### [EXERCISE DETAILS]
Copy out the entries below precisely; nothing is to be omitted.

::: RECORDS FOR THIS EXERCISE

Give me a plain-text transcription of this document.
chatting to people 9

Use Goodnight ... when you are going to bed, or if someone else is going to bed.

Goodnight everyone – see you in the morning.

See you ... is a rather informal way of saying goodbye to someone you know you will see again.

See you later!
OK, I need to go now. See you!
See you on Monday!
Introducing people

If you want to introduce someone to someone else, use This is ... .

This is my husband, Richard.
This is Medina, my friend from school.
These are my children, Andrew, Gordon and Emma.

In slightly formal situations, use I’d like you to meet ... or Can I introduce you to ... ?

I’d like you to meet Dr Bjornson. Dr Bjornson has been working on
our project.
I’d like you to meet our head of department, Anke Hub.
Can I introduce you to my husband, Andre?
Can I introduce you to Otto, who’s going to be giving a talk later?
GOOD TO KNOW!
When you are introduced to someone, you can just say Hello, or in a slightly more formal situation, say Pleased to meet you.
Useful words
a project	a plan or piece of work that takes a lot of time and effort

::::::

### [RESPONSE]
Give me a plain-text transcription of this document.
chatting to people 9

Use Goodnight ... when you are going to bed, or if someone else is going to bed.

Goodnight everyone – see you in the morning.

See you ... is a rather informal way of saying goodbye to someone you know you will see again.

See you later!
OK, I need to go now. See you!
See you on Monday!
Introducing people

If you want to introduce someone to someone else, use This is ... .

This is my husband, Richard.
This is Medina, my friend from school.
These are my children, Andrew, Gordon and Emma.

In slightly formal situations, use I’d like you to meet ... or Can I introduce you to ... ?

I’d like you to meet Dr Bjornson. Dr Bjornson has been working on
our project.
I’d like you to meet our head of department, Anke Hub.
Can I introduce you to my husband, Andre?
Can I introduce you to Otto, who’s going to be giving a talk later?
GOOD TO KNOW!
When you are introduced to someone, you can just say Hello, or in a slightly more formal situation, say Pleased to meet you.
Useful words
a project	a plan or piece of work that takes a lot of time and effort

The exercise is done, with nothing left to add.